╭──

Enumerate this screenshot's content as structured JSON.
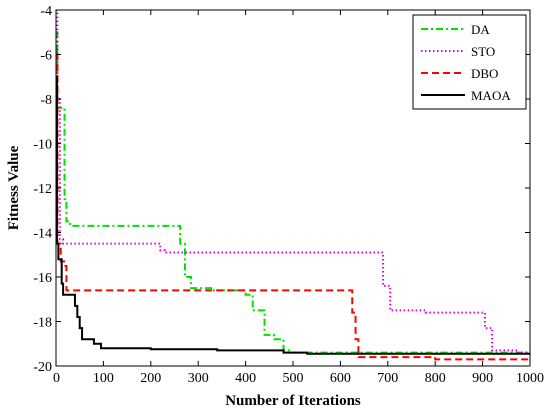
{
  "chart_data": {
    "type": "line",
    "title": "",
    "xlabel": "Number of Iterations",
    "ylabel": "Fitness Value",
    "xlim": [
      0,
      1000
    ],
    "ylim": [
      -20,
      -4
    ],
    "xticks": [
      "0",
      "100",
      "200",
      "300",
      "400",
      "500",
      "600",
      "700",
      "800",
      "900",
      "1000"
    ],
    "yticks": [
      "-4",
      "-6",
      "-8",
      "-10",
      "-12",
      "-14",
      "-16",
      "-18",
      "-20"
    ],
    "grid": false,
    "legend_position": "top-right",
    "series": [
      {
        "name": "DA",
        "color": "#00e000",
        "dash": "dash-dot",
        "points": [
          [
            0,
            -5.0
          ],
          [
            3,
            -5.0
          ],
          [
            3,
            -8.4
          ],
          [
            18,
            -8.4
          ],
          [
            18,
            -12.5
          ],
          [
            22,
            -12.5
          ],
          [
            22,
            -13.5
          ],
          [
            30,
            -13.5
          ],
          [
            30,
            -13.7
          ],
          [
            262,
            -13.7
          ],
          [
            262,
            -14.5
          ],
          [
            272,
            -14.5
          ],
          [
            272,
            -16.0
          ],
          [
            285,
            -16.0
          ],
          [
            285,
            -16.5
          ],
          [
            330,
            -16.5
          ],
          [
            330,
            -16.6
          ],
          [
            400,
            -16.6
          ],
          [
            400,
            -16.8
          ],
          [
            415,
            -16.8
          ],
          [
            415,
            -17.5
          ],
          [
            440,
            -17.5
          ],
          [
            440,
            -18.6
          ],
          [
            460,
            -18.6
          ],
          [
            460,
            -18.8
          ],
          [
            480,
            -18.8
          ],
          [
            480,
            -19.3
          ],
          [
            495,
            -19.3
          ],
          [
            495,
            -19.4
          ],
          [
            1000,
            -19.4
          ]
        ]
      },
      {
        "name": "STO",
        "color": "#dd00dd",
        "dash": "dotted",
        "points": [
          [
            0,
            -4.0
          ],
          [
            3,
            -4.0
          ],
          [
            3,
            -8.0
          ],
          [
            8,
            -8.0
          ],
          [
            8,
            -14.3
          ],
          [
            15,
            -14.3
          ],
          [
            15,
            -14.5
          ],
          [
            220,
            -14.5
          ],
          [
            220,
            -14.8
          ],
          [
            230,
            -14.8
          ],
          [
            230,
            -14.9
          ],
          [
            690,
            -14.9
          ],
          [
            690,
            -16.4
          ],
          [
            705,
            -16.4
          ],
          [
            705,
            -17.5
          ],
          [
            780,
            -17.5
          ],
          [
            780,
            -17.6
          ],
          [
            905,
            -17.6
          ],
          [
            905,
            -18.3
          ],
          [
            920,
            -18.3
          ],
          [
            920,
            -19.3
          ],
          [
            975,
            -19.3
          ],
          [
            975,
            -19.4
          ],
          [
            1000,
            -19.4
          ]
        ]
      },
      {
        "name": "DBO",
        "color": "#ff0000",
        "dash": "dashed",
        "points": [
          [
            0,
            -6.0
          ],
          [
            3,
            -6.0
          ],
          [
            3,
            -14.5
          ],
          [
            10,
            -14.5
          ],
          [
            10,
            -15.3
          ],
          [
            20,
            -15.3
          ],
          [
            20,
            -15.5
          ],
          [
            22,
            -15.5
          ],
          [
            22,
            -16.6
          ],
          [
            625,
            -16.6
          ],
          [
            625,
            -17.6
          ],
          [
            632,
            -17.6
          ],
          [
            632,
            -18.8
          ],
          [
            638,
            -18.8
          ],
          [
            638,
            -19.6
          ],
          [
            800,
            -19.6
          ],
          [
            800,
            -19.7
          ],
          [
            1000,
            -19.7
          ]
        ]
      },
      {
        "name": "MAOA",
        "color": "#000000",
        "dash": "solid",
        "points": [
          [
            0,
            -7.0
          ],
          [
            2,
            -7.0
          ],
          [
            2,
            -14.5
          ],
          [
            5,
            -14.5
          ],
          [
            5,
            -15.2
          ],
          [
            12,
            -15.2
          ],
          [
            12,
            -16.3
          ],
          [
            15,
            -16.3
          ],
          [
            15,
            -16.8
          ],
          [
            40,
            -16.8
          ],
          [
            40,
            -17.3
          ],
          [
            45,
            -17.3
          ],
          [
            45,
            -17.8
          ],
          [
            50,
            -17.8
          ],
          [
            50,
            -18.3
          ],
          [
            55,
            -18.3
          ],
          [
            55,
            -18.8
          ],
          [
            80,
            -18.8
          ],
          [
            80,
            -19.0
          ],
          [
            95,
            -19.0
          ],
          [
            95,
            -19.2
          ],
          [
            200,
            -19.2
          ],
          [
            200,
            -19.25
          ],
          [
            340,
            -19.25
          ],
          [
            340,
            -19.3
          ],
          [
            480,
            -19.3
          ],
          [
            480,
            -19.4
          ],
          [
            530,
            -19.4
          ],
          [
            530,
            -19.45
          ],
          [
            1000,
            -19.45
          ]
        ]
      }
    ]
  }
}
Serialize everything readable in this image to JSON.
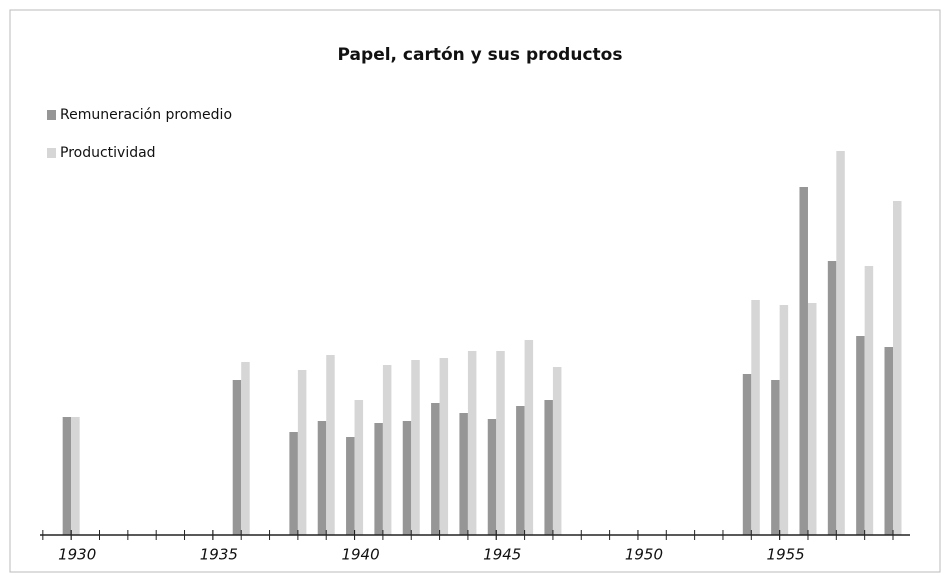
{
  "chart_data": {
    "type": "bar",
    "title": "Papel, cartón y sus productos",
    "x": [
      1930,
      1936,
      1938,
      1939,
      1940,
      1941,
      1942,
      1943,
      1944,
      1945,
      1946,
      1947,
      1954,
      1955,
      1956,
      1957,
      1958,
      1959
    ],
    "series": [
      {
        "name": "Remuneración promedio",
        "color": "#969696",
        "values": [
          118,
          155,
          103,
          114,
          98,
          112,
          114,
          132,
          122,
          116,
          129,
          135,
          161,
          155,
          348,
          274,
          199,
          188
        ]
      },
      {
        "name": "Productividad",
        "color": "#d6d6d6",
        "values": [
          118,
          173,
          165,
          180,
          135,
          170,
          175,
          177,
          184,
          184,
          195,
          168,
          235,
          230,
          232,
          384,
          269,
          334
        ]
      }
    ],
    "xlim": [
      1928.9,
      1959.6
    ],
    "xticks": [
      1930,
      1935,
      1940,
      1945,
      1950,
      1955
    ],
    "ylim": [
      0,
      420
    ],
    "legend": "top-left"
  }
}
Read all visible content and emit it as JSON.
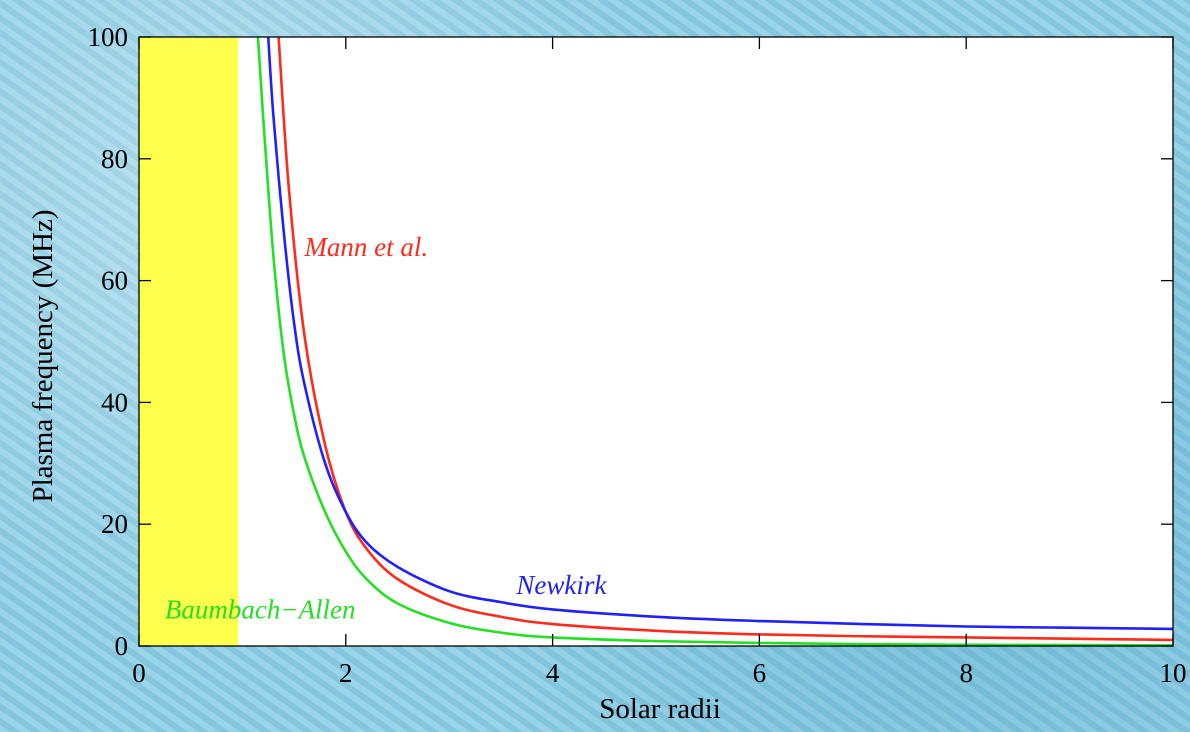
{
  "chart_data": {
    "type": "line",
    "title": "",
    "xlabel": "Solar radii",
    "ylabel": "Plasma frequency (MHz)",
    "xlim": [
      0,
      10
    ],
    "ylim": [
      0,
      100
    ],
    "xticks": [
      "0",
      "2",
      "4",
      "6",
      "8",
      "10"
    ],
    "yticks": [
      "0",
      "20",
      "40",
      "60",
      "80",
      "100"
    ],
    "grid": false,
    "shaded_region": {
      "x": [
        0,
        0.96
      ],
      "color": "#ffff4d"
    },
    "series": [
      {
        "name": "Mann et al.",
        "color": "#ff2a1a",
        "x": [
          1.35,
          1.45,
          1.6,
          1.8,
          2.0,
          2.2,
          2.5,
          3.0,
          3.5,
          4.0,
          5.0,
          6.0,
          7.0,
          8.0,
          9.0,
          10.0
        ],
        "y": [
          100,
          75,
          51,
          33,
          22,
          16,
          11,
          6.8,
          4.8,
          3.6,
          2.5,
          1.9,
          1.6,
          1.4,
          1.2,
          1.0
        ]
      },
      {
        "name": "Newkirk",
        "color": "#2020ff",
        "x": [
          1.25,
          1.3,
          1.4,
          1.5,
          1.6,
          1.8,
          2.0,
          2.2,
          2.5,
          3.0,
          3.5,
          4.0,
          5.0,
          6.0,
          7.0,
          8.0,
          9.0,
          10.0
        ],
        "y": [
          100,
          87,
          68,
          53,
          43,
          30,
          22,
          17,
          13,
          9,
          7.2,
          6,
          4.8,
          4.1,
          3.6,
          3.2,
          3.0,
          2.8
        ]
      },
      {
        "name": "Baumbach−Allen",
        "color": "#22e022",
        "x": [
          1.15,
          1.2,
          1.3,
          1.4,
          1.5,
          1.6,
          1.8,
          2.0,
          2.2,
          2.5,
          3.0,
          3.5,
          4.0,
          5.0,
          6.0,
          7.0,
          8.0,
          9.0,
          10.0
        ],
        "y": [
          100,
          87,
          64,
          48,
          38,
          31,
          22,
          15.5,
          11,
          7,
          3.8,
          2.2,
          1.4,
          0.8,
          0.5,
          0.3,
          0.2,
          0.15,
          0.1
        ]
      }
    ],
    "annotations": [
      {
        "text": "Mann et al.",
        "x": 1.6,
        "y": 64,
        "color": "#ff2a1a"
      },
      {
        "text": "Newkirk",
        "x": 3.65,
        "y": 8.5,
        "color": "#2020ff"
      },
      {
        "text": "Baumbach−Allen",
        "x": 0.25,
        "y": 4.5,
        "color": "#22e022"
      }
    ]
  }
}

╰──

Out of the records, collect only those lines that contain the string "dash".

### TASK OUTPUT
        "dash": "dash-dot",
        "dash": "dotted",
        "dash": "dashed",
        "dash": "solid",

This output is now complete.